**Exercise instructions:** Among the records that follow, count the lines with the string "faire"; report only that count.

===== Material for this exercise =====

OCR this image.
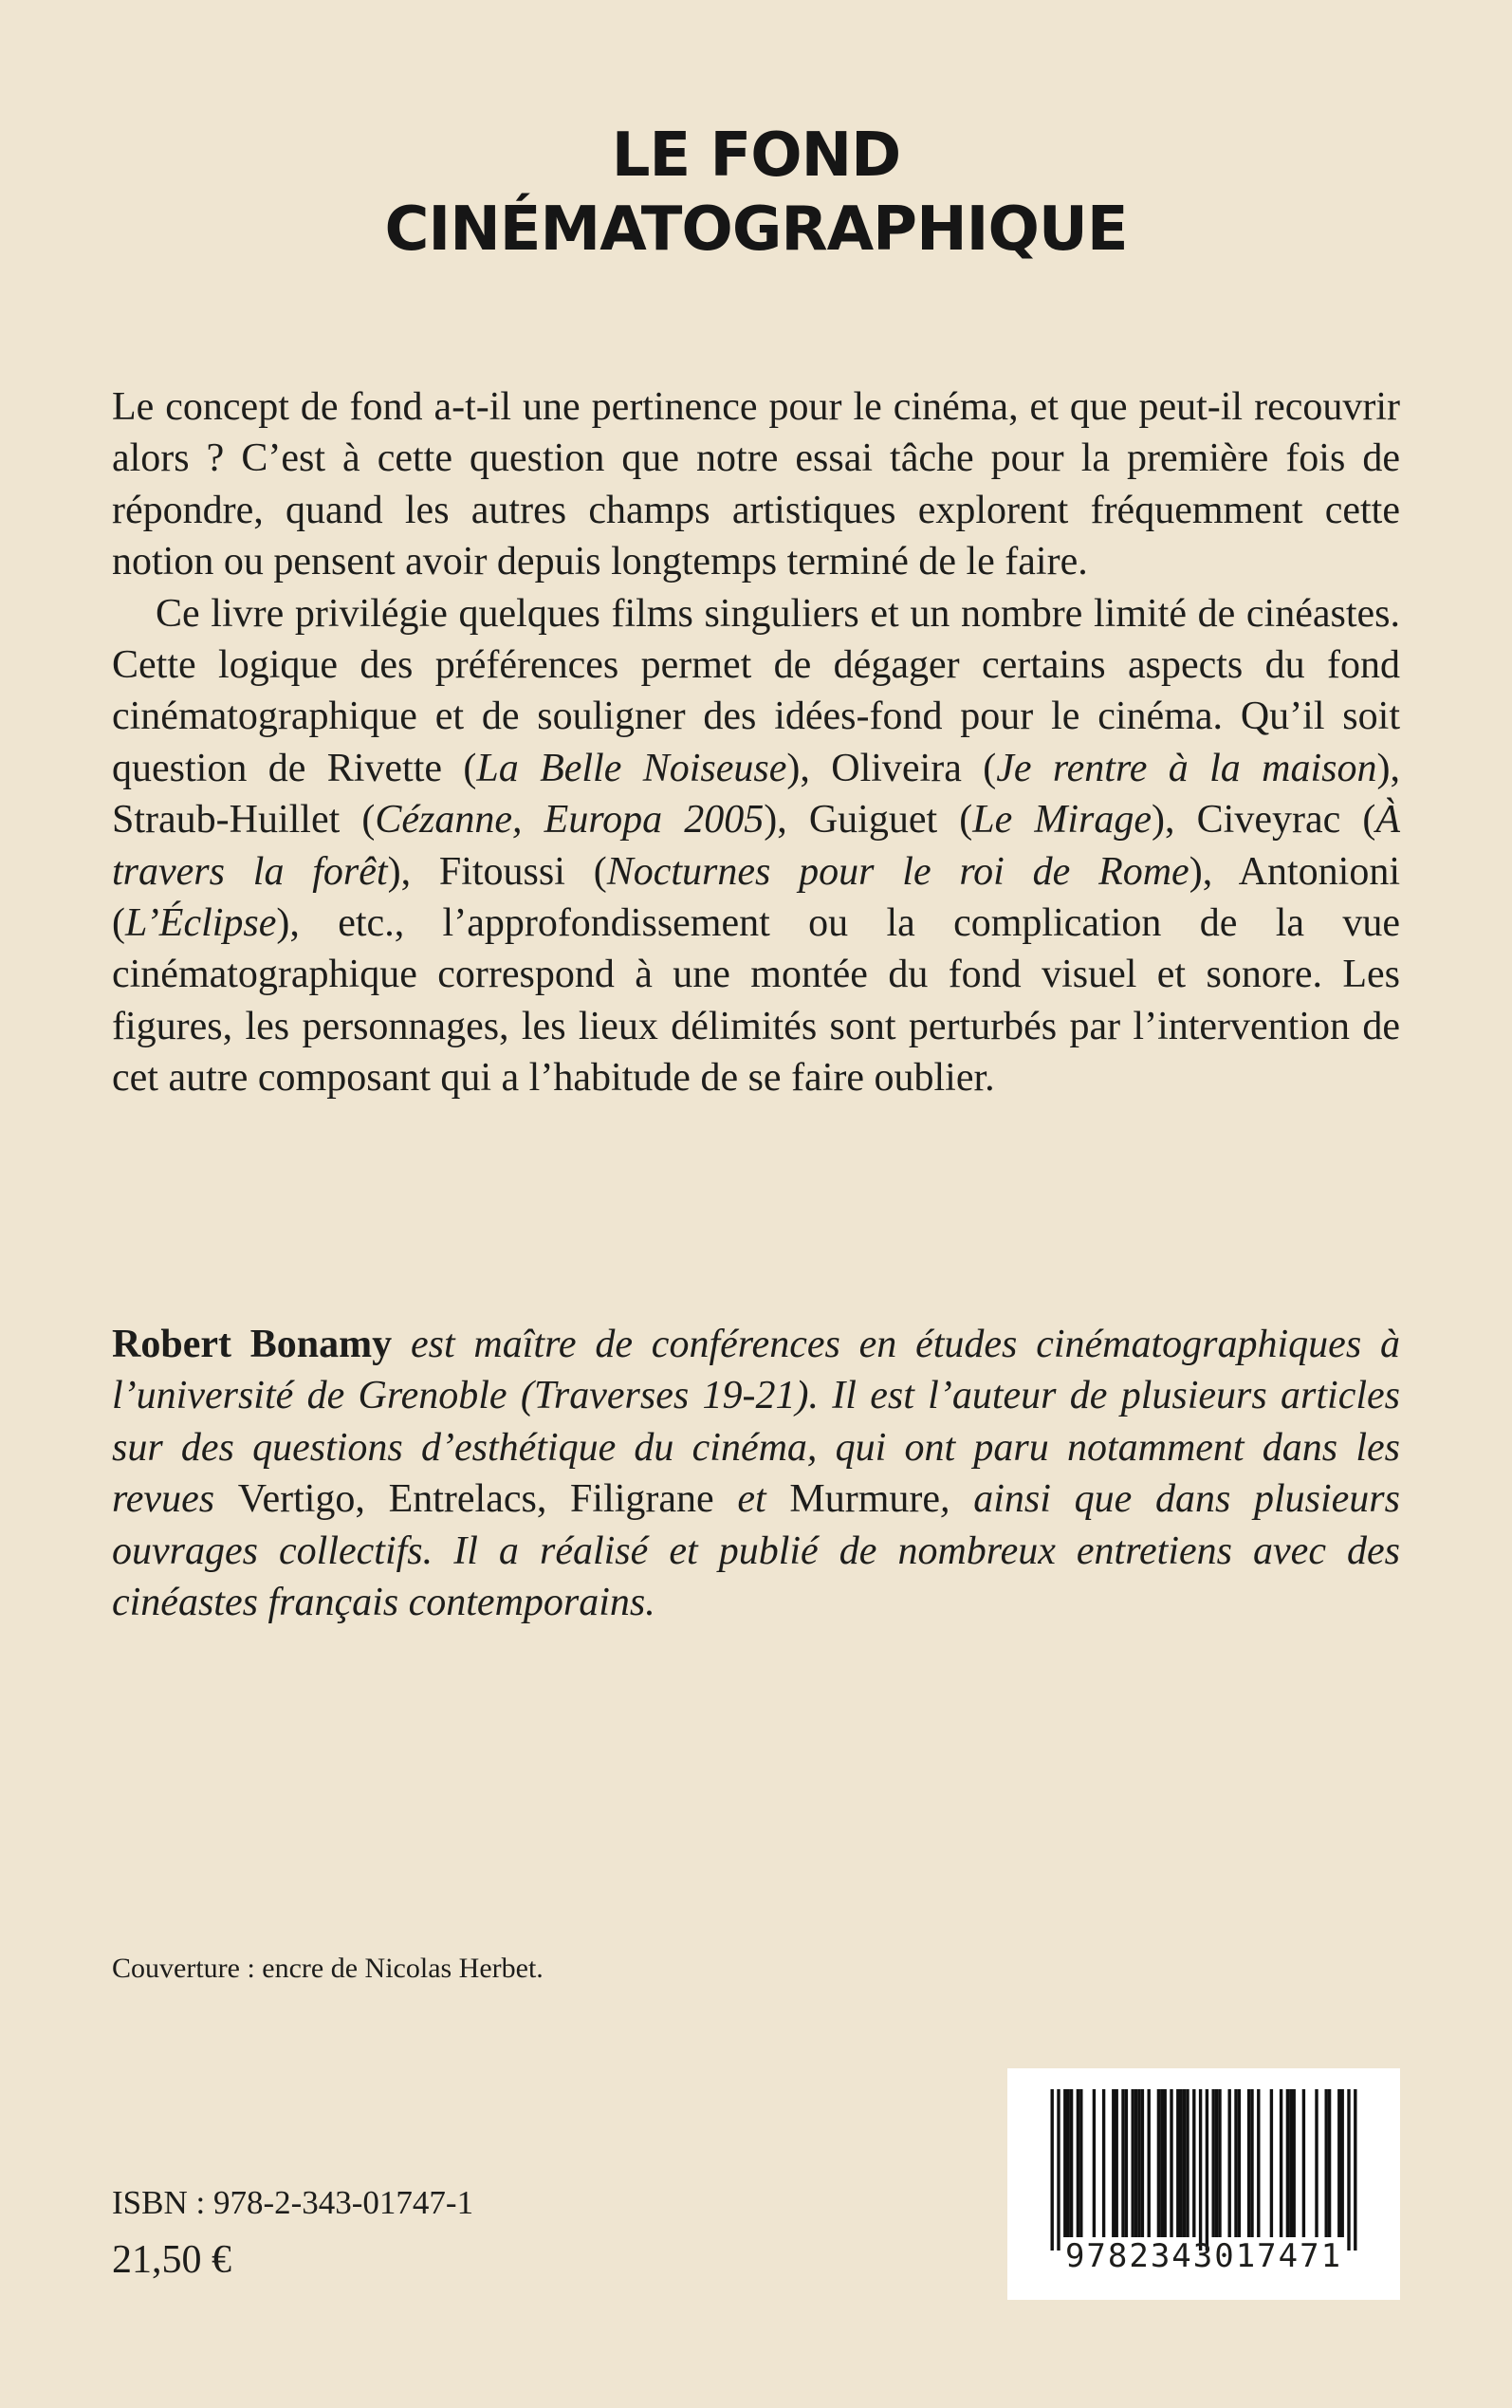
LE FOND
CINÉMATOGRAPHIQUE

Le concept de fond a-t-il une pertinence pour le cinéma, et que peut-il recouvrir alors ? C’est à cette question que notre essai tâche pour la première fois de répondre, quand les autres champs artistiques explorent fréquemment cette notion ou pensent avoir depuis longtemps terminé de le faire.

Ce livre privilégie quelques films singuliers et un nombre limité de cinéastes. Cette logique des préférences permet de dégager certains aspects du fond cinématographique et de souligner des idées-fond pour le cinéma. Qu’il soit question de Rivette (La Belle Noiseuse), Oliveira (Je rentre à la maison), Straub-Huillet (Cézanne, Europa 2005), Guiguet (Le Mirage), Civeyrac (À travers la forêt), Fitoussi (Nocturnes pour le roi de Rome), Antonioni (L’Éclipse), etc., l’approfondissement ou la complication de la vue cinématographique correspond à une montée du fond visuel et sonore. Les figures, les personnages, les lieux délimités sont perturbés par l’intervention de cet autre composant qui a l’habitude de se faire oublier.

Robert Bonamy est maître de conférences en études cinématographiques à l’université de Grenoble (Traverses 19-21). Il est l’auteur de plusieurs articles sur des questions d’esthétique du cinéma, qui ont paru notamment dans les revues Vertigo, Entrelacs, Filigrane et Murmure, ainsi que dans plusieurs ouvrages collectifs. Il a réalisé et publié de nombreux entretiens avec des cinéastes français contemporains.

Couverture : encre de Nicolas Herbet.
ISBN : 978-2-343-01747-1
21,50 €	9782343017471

=====

**The reply:** 2